_The problem_
Could each entry be returned exactly as it appears?

_Extracted information_

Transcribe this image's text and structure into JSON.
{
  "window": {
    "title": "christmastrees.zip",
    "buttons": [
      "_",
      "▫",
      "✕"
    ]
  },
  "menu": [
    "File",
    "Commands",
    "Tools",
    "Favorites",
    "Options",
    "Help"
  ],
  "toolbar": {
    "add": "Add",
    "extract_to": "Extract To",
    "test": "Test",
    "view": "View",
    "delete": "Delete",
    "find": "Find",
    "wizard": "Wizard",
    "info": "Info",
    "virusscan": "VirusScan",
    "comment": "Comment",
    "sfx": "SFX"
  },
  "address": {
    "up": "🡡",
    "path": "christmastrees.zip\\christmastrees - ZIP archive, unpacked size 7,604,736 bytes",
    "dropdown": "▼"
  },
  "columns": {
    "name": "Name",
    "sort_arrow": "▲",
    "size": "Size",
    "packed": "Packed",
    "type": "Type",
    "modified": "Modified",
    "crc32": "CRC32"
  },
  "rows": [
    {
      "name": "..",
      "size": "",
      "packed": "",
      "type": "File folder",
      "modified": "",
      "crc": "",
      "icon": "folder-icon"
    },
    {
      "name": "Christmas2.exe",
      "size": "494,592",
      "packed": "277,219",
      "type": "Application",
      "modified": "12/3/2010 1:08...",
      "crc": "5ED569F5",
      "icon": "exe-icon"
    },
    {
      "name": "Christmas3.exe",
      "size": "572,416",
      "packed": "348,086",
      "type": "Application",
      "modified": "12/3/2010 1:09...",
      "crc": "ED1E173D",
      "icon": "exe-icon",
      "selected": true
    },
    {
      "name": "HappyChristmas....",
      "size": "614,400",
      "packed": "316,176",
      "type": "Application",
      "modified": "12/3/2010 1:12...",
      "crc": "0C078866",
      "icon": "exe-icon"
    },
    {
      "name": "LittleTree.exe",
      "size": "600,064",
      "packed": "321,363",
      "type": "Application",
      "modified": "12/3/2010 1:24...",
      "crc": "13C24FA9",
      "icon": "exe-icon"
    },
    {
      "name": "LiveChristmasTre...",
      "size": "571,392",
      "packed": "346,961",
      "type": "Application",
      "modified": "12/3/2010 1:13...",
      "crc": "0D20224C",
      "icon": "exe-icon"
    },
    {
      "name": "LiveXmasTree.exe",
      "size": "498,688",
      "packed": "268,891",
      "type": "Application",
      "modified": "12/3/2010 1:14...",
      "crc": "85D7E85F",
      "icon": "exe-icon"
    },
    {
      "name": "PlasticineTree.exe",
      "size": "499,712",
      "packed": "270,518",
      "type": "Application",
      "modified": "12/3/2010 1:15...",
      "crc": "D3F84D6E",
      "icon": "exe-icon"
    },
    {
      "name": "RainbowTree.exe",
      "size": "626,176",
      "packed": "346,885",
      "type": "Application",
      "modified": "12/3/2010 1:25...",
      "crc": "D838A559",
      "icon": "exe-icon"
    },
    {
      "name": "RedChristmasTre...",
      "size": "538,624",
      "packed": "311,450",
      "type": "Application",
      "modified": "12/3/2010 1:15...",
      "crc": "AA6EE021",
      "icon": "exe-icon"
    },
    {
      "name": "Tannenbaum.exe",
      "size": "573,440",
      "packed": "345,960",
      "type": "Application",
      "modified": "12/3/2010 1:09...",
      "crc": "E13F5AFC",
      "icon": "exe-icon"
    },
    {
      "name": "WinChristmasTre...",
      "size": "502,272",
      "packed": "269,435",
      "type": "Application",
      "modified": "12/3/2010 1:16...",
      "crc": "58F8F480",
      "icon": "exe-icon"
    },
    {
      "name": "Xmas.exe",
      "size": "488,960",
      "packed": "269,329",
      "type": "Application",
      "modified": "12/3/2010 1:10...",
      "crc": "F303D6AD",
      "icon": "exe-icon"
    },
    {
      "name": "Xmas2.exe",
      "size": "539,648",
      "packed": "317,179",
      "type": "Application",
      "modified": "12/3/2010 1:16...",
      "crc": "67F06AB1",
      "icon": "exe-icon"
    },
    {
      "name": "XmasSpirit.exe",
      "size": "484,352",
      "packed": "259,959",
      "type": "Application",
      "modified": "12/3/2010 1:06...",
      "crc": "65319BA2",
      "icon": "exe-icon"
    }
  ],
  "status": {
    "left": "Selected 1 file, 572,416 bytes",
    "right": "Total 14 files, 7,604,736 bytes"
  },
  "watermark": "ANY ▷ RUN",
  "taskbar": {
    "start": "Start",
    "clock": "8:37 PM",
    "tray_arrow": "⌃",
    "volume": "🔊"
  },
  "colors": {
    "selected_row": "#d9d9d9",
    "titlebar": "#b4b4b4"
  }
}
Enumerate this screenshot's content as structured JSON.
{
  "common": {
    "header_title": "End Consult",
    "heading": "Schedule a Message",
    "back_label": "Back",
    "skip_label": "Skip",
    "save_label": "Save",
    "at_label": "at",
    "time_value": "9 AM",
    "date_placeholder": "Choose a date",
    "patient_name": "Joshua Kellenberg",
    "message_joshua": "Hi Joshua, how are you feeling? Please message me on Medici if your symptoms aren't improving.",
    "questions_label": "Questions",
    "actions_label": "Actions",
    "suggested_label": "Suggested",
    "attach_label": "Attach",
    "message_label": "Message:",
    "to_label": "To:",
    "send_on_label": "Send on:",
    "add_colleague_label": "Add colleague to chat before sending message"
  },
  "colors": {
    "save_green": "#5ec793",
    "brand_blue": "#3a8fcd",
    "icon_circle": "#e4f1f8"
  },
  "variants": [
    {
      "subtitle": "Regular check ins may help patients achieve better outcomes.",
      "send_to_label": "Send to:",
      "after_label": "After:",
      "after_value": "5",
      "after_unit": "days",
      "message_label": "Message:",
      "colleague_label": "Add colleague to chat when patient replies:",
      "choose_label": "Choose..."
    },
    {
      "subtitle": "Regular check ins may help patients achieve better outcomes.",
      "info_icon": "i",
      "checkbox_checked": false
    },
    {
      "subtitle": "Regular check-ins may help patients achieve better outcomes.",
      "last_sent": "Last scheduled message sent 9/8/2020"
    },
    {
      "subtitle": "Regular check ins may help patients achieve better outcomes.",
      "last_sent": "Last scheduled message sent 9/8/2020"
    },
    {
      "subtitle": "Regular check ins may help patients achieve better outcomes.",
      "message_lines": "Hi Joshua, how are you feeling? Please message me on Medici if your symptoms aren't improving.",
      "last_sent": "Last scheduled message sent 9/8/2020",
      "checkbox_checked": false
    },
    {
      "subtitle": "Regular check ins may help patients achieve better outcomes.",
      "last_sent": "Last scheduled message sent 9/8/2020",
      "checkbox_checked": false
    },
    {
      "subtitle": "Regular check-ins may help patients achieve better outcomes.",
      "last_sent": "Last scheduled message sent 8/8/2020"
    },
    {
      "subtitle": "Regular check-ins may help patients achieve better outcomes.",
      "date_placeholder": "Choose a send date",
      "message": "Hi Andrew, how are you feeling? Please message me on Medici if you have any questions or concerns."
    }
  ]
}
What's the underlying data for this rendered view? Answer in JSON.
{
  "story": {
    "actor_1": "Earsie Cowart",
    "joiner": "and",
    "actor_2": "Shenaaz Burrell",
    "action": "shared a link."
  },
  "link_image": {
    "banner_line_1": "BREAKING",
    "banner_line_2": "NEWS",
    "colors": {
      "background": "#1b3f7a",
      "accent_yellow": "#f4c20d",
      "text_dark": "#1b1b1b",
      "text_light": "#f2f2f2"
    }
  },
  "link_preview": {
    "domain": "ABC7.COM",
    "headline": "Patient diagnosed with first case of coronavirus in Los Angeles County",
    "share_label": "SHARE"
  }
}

_Answer box_
Transcribe this image's text and structure into JSON.
{
  "window": {
    "title": "christmastrees.zip",
    "buttons": [
      "_",
      "▫",
      "✕"
    ]
  },
  "menu": [
    "File",
    "Commands",
    "Tools",
    "Favorites",
    "Options",
    "Help"
  ],
  "toolbar": {
    "add": "Add",
    "extract_to": "Extract To",
    "test": "Test",
    "view": "View",
    "delete": "Delete",
    "find": "Find",
    "wizard": "Wizard",
    "info": "Info",
    "virusscan": "VirusScan",
    "comment": "Comment",
    "sfx": "SFX"
  },
  "address": {
    "up": "🡡",
    "path": "christmastrees.zip\\christmastrees - ZIP archive, unpacked size 7,604,736 bytes",
    "dropdown": "▼"
  },
  "columns": {
    "name": "Name",
    "sort_arrow": "▲",
    "size": "Size",
    "packed": "Packed",
    "type": "Type",
    "modified": "Modified",
    "crc32": "CRC32"
  },
  "rows": [
    {
      "name": "..",
      "size": "",
      "packed": "",
      "type": "File folder",
      "modified": "",
      "crc": "",
      "icon": "folder-icon"
    },
    {
      "name": "Christmas2.exe",
      "size": "494,592",
      "packed": "277,219",
      "type": "Application",
      "modified": "12/3/2010 1:08...",
      "crc": "5ED569F5",
      "icon": "exe-icon"
    },
    {
      "name": "Christmas3.exe",
      "size": "572,416",
      "packed": "348,086",
      "type": "Application",
      "modified": "12/3/2010 1:09...",
      "crc": "ED1E173D",
      "icon": "exe-icon",
      "selected": true
    },
    {
      "name": "HappyChristmas....",
      "size": "614,400",
      "packed": "316,176",
      "type": "Application",
      "modified": "12/3/2010 1:12...",
      "crc": "0C078866",
      "icon": "exe-icon"
    },
    {
      "name": "LittleTree.exe",
      "size": "600,064",
      "packed": "321,363",
      "type": "Application",
      "modified": "12/3/2010 1:24...",
      "crc": "13C24FA9",
      "icon": "exe-icon"
    },
    {
      "name": "LiveChristmasTre...",
      "size": "571,392",
      "packed": "346,961",
      "type": "Application",
      "modified": "12/3/2010 1:13...",
      "crc": "0D20224C",
      "icon": "exe-icon"
    },
    {
      "name": "LiveXmasTree.exe",
      "size": "498,688",
      "packed": "268,891",
      "type": "Application",
      "modified": "12/3/2010 1:14...",
      "crc": "85D7E85F",
      "icon": "exe-icon"
    },
    {
      "name": "PlasticineTree.exe",
      "size": "499,712",
      "packed": "270,518",
      "type": "Application",
      "modified": "12/3/2010 1:15...",
      "crc": "D3F84D6E",
      "icon": "exe-icon"
    },
    {
      "name": "RainbowTree.exe",
      "size": "626,176",
      "packed": "346,885",
      "type": "Application",
      "modified": "12/3/2010 1:25...",
      "crc": "D838A559",
      "icon": "exe-icon"
    },
    {
      "name": "RedChristmasTre...",
      "size": "538,624",
      "packed": "311,450",
      "type": "Application",
      "modified": "12/3/2010 1:15...",
      "crc": "AA6EE021",
      "icon": "exe-icon"
    },
    {
      "name": "Tannenbaum.exe",
      "size": "573,440",
      "packed": "345,960",
      "type": "Application",
      "modified": "12/3/2010 1:09...",
      "crc": "E13F5AFC",
      "icon": "exe-icon"
    },
    {
      "name": "WinChristmasTre...",
      "size": "502,272",
      "packed": "269,435",
      "type": "Application",
      "modified": "12/3/2010 1:16...",
      "crc": "58F8F480",
      "icon": "exe-icon"
    },
    {
      "name": "Xmas.exe",
      "size": "488,960",
      "packed": "269,329",
      "type": "Application",
      "modified": "12/3/2010 1:10...",
      "crc": "F303D6AD",
      "icon": "exe-icon"
    },
    {
      "name": "Xmas2.exe",
      "size": "539,648",
      "packed": "317,179",
      "type": "Application",
      "modified": "12/3/2010 1:16...",
      "crc": "67F06AB1",
      "icon": "exe-icon"
    },
    {
      "name": "XmasSpirit.exe",
      "size": "484,352",
      "packed": "259,959",
      "type": "Application",
      "modified": "12/3/2010 1:06...",
      "crc": "65319BA2",
      "icon": "exe-icon"
    }
  ],
  "status": {
    "left": "Selected 1 file, 572,416 bytes",
    "right": "Total 14 files, 7,604,736 bytes"
  },
  "watermark": "ANY ▷ RUN",
  "taskbar": {
    "start": "Start",
    "clock": "8:37 PM",
    "tray_arrow": "⌃",
    "volume": "🔊"
  },
  "colors": {
    "selected_row": "#d9d9d9",
    "titlebar": "#b4b4b4"
  }
}
Enumerate this screenshot's content as structured JSON.
{
  "common": {
    "header_title": "End Consult",
    "heading": "Schedule a Message",
    "back_label": "Back",
    "skip_label": "Skip",
    "save_label": "Save",
    "at_label": "at",
    "time_value": "9 AM",
    "date_placeholder": "Choose a date",
    "patient_name": "Joshua Kellenberg",
    "message_joshua": "Hi Joshua, how are you feeling? Please message me on Medici if your symptoms aren't improving.",
    "questions_label": "Questions",
    "actions_label": "Actions",
    "suggested_label": "Suggested",
    "attach_label": "Attach",
    "message_label": "Message:",
    "to_label": "To:",
    "send_on_label": "Send on:",
    "add_colleague_label": "Add colleague to chat before sending message"
  },
  "colors": {
    "save_green": "#5ec793",
    "brand_blue": "#3a8fcd",
    "icon_circle": "#e4f1f8"
  },
  "variants": [
    {
      "subtitle": "Regular check ins may help patients achieve better outcomes.",
      "send_to_label": "Send to:",
      "after_label": "After:",
      "after_value": "5",
      "after_unit": "days",
      "message_label": "Message:",
      "colleague_label": "Add colleague to chat when patient replies:",
      "choose_label": "Choose..."
    },
    {
      "subtitle": "Regular check ins may help patients achieve better outcomes.",
      "info_icon": "i",
      "checkbox_checked": false
    },
    {
      "subtitle": "Regular check-ins may help patients achieve better outcomes.",
      "last_sent": "Last scheduled message sent 9/8/2020"
    },
    {
      "subtitle": "Regular check ins may help patients achieve better outcomes.",
      "last_sent": "Last scheduled message sent 9/8/2020"
    },
    {
      "subtitle": "Regular check ins may help patients achieve better outcomes.",
      "message_lines": "Hi Joshua, how are you feeling? Please message me on Medici if your symptoms aren't improving.",
      "last_sent": "Last scheduled message sent 9/8/2020",
      "checkbox_checked": false
    },
    {
      "subtitle": "Regular check ins may help patients achieve better outcomes.",
      "last_sent": "Last scheduled message sent 9/8/2020",
      "checkbox_checked": false
    },
    {
      "subtitle": "Regular check-ins may help patients achieve better outcomes.",
      "last_sent": "Last scheduled message sent 8/8/2020"
    },
    {
      "subtitle": "Regular check-ins may help patients achieve better outcomes.",
      "date_placeholder": "Choose a send date",
      "message": "Hi Andrew, how are you feeling? Please message me on Medici if you have any questions or concerns."
    }
  ]
}
What's the underlying data for this rendered view? Answer in JSON.
{
  "story": {
    "actor_1": "Earsie Cowart",
    "joiner": "and",
    "actor_2": "Shenaaz Burrell",
    "action": "shared a link."
  },
  "link_image": {
    "banner_line_1": "BREAKING",
    "banner_line_2": "NEWS",
    "colors": {
      "background": "#1b3f7a",
      "accent_yellow": "#f4c20d",
      "text_dark": "#1b1b1b",
      "text_light": "#f2f2f2"
    }
  },
  "link_preview": {
    "domain": "ABC7.COM",
    "headline": "Patient diagnosed with first case of coronavirus in Los Angeles County",
    "share_label": "SHARE"
  }
}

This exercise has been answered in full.